---------- RAW DATA ----------

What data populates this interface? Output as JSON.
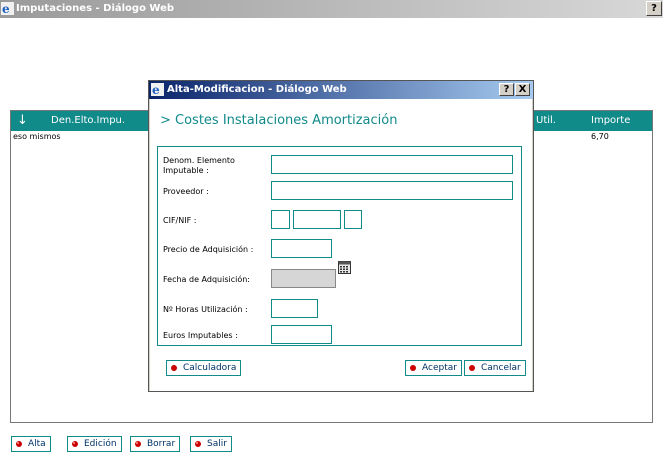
{
  "outer_window": {
    "title": "Imputaciones - Diálogo Web",
    "help_label": "?"
  },
  "grid": {
    "columns": [
      "Den.Elto.Impu.",
      "Util.",
      "Importe"
    ],
    "rows": [
      {
        "den": "eso mismos",
        "importe": "6,70"
      }
    ]
  },
  "outer_buttons": {
    "alta": "Alta",
    "edicion": "Edición",
    "borrar": "Borrar",
    "salir": "Salir"
  },
  "dialog": {
    "title": "Alta-Modificacion - Diálogo Web",
    "help_label": "?",
    "close_label": "X",
    "section_title": "> Costes Instalaciones Amortización",
    "fields": {
      "denom_label_1": "Denom. Elemento",
      "denom_label_2": "Imputable :",
      "denom_value": "",
      "proveedor_label": "Proveedor :",
      "proveedor_value": "",
      "cif_label": "CIF/NIF :",
      "precio_label": "Precio de Adquisición :",
      "precio_value": "",
      "fecha_label": "Fecha de Adquisición:",
      "fecha_value": "",
      "horas_label": "Nº Horas Utilización :",
      "horas_value": "",
      "euros_label": "Euros Imputables :",
      "euros_value": ""
    },
    "buttons": {
      "calculadora": "Calculadora",
      "aceptar": "Aceptar",
      "cancelar": "Cancelar"
    }
  },
  "colors": {
    "accent": "#118a8a",
    "dialog_title": "#0a246a",
    "button_dot": "#cc0000"
  }
}
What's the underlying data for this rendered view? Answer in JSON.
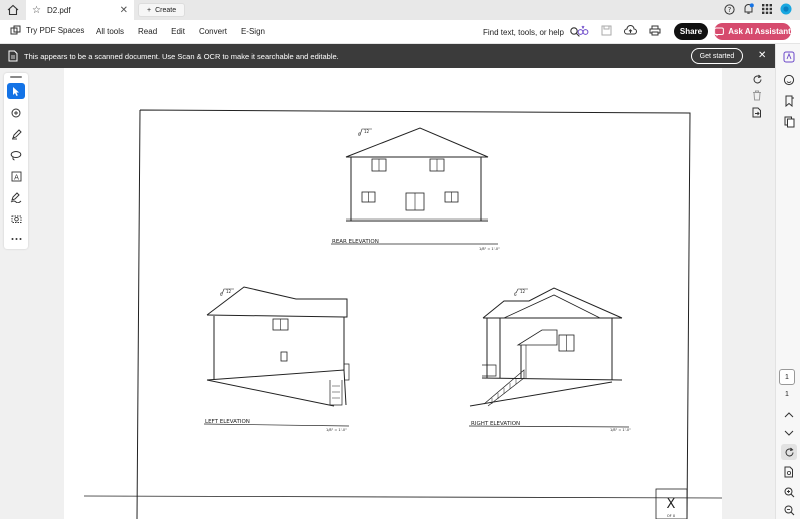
{
  "tabbar": {
    "tab_title": "D2.pdf",
    "create_label": "Create"
  },
  "toolbar": {
    "spaces_label": "Try PDF Spaces",
    "menu": [
      "All tools",
      "Read",
      "Edit",
      "Convert",
      "E-Sign"
    ],
    "find_label": "Find text, tools, or help",
    "share_label": "Share",
    "ai_label": "Ask AI Assistant"
  },
  "banner": {
    "message": "This appears to be a scanned document. Use Scan & OCR to make it searchable and editable.",
    "cta": "Get started"
  },
  "drawing": {
    "rear_label": "REAR ELEVATION",
    "rear_scale": "1/8\" = 1'-0\"",
    "left_label": "LEFT ELEVATION",
    "left_scale": "1/8\" = 1'-0\"",
    "right_label": "RIGHT ELEVATION",
    "right_scale": "1/8\" = 1'-0\"",
    "pitch_number": "12",
    "pitch_rise": "6",
    "sheet_mark": "X",
    "sheet_sub": "OF X"
  },
  "pagination": {
    "current": "1",
    "total": "1"
  },
  "colors": {
    "accent": "#1473e6",
    "ai": "#d64b6e",
    "banner": "#3b3b3b"
  }
}
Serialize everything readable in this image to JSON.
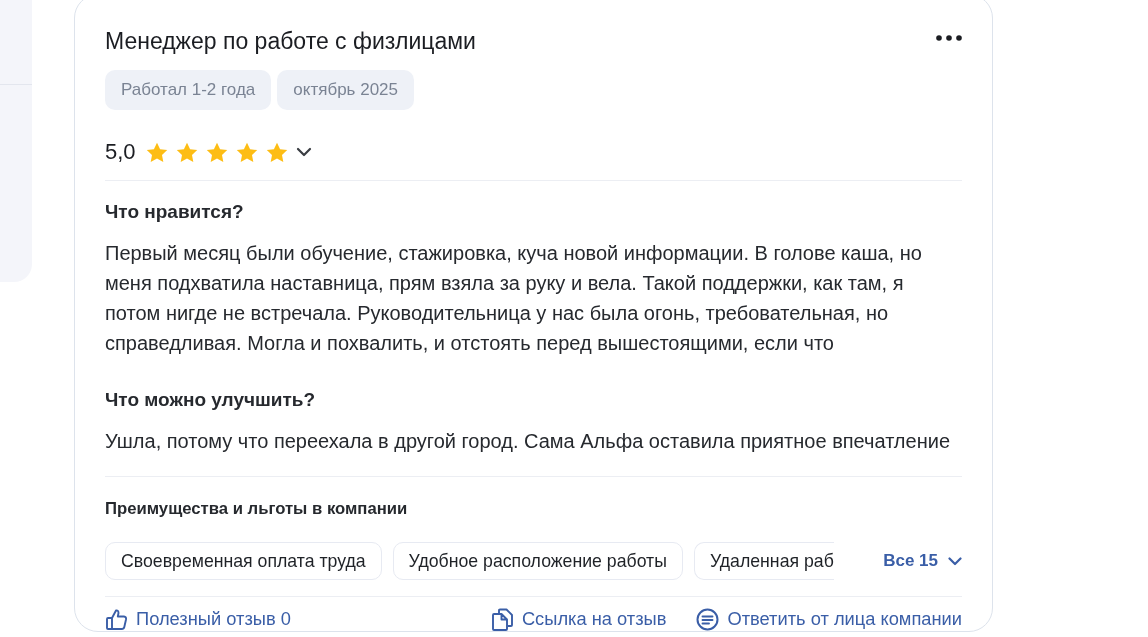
{
  "review": {
    "title": "Менеджер по работе с физлицами",
    "tags": [
      "Работал 1-2 года",
      "октябрь 2025"
    ],
    "rating": {
      "value": "5,0",
      "stars": 5
    },
    "sections": [
      {
        "heading": "Что нравится?",
        "text": "Первый месяц были обучение, стажировка, куча новой информации. В голове каша, но меня подхватила наставница, прям взяла за руку и вела. Такой поддержки, как там, я потом нигде не встречала. Руководительница у нас была огонь, требовательная, но справедливая. Могла и похвалить, и отстоять перед вышестоящими, если что"
      },
      {
        "heading": "Что можно улучшить?",
        "text": "Ушла, потому что переехала в другой город. Сама Альфа оставила приятное впечатление"
      }
    ],
    "benefits": {
      "heading": "Преимущества и льготы в компании",
      "items": [
        "Своевременная оплата труда",
        "Удобное расположение работы",
        "Удаленная раб"
      ],
      "more": "Все 15"
    },
    "actions": [
      {
        "kind": "helpful",
        "label": "Полезный отзыв 0"
      },
      {
        "kind": "link",
        "label": "Ссылка на отзыв"
      },
      {
        "kind": "reply",
        "label": "Ответить от лица компании"
      }
    ]
  }
}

----------

JOB: All lines above containing the string "text" are to be collected.

OUTPUT BELOW:
    "find_label": "Find text, tools, or help",
        "text": "Первый месяц были обучение, стажировка, куча новой информации. В голове каша, но меня подхватила наставница, прям взяла за руку и вела. Такой поддержки, как там, я потом нигде не встречала. Руководительница у нас была огонь, требовательная, но справедливая. Могла и похвалить, и отстоять перед вышестоящими, если что"
        "text": "Ушла, потому что переехала в другой город. Сама Альфа оставила приятное впечатление"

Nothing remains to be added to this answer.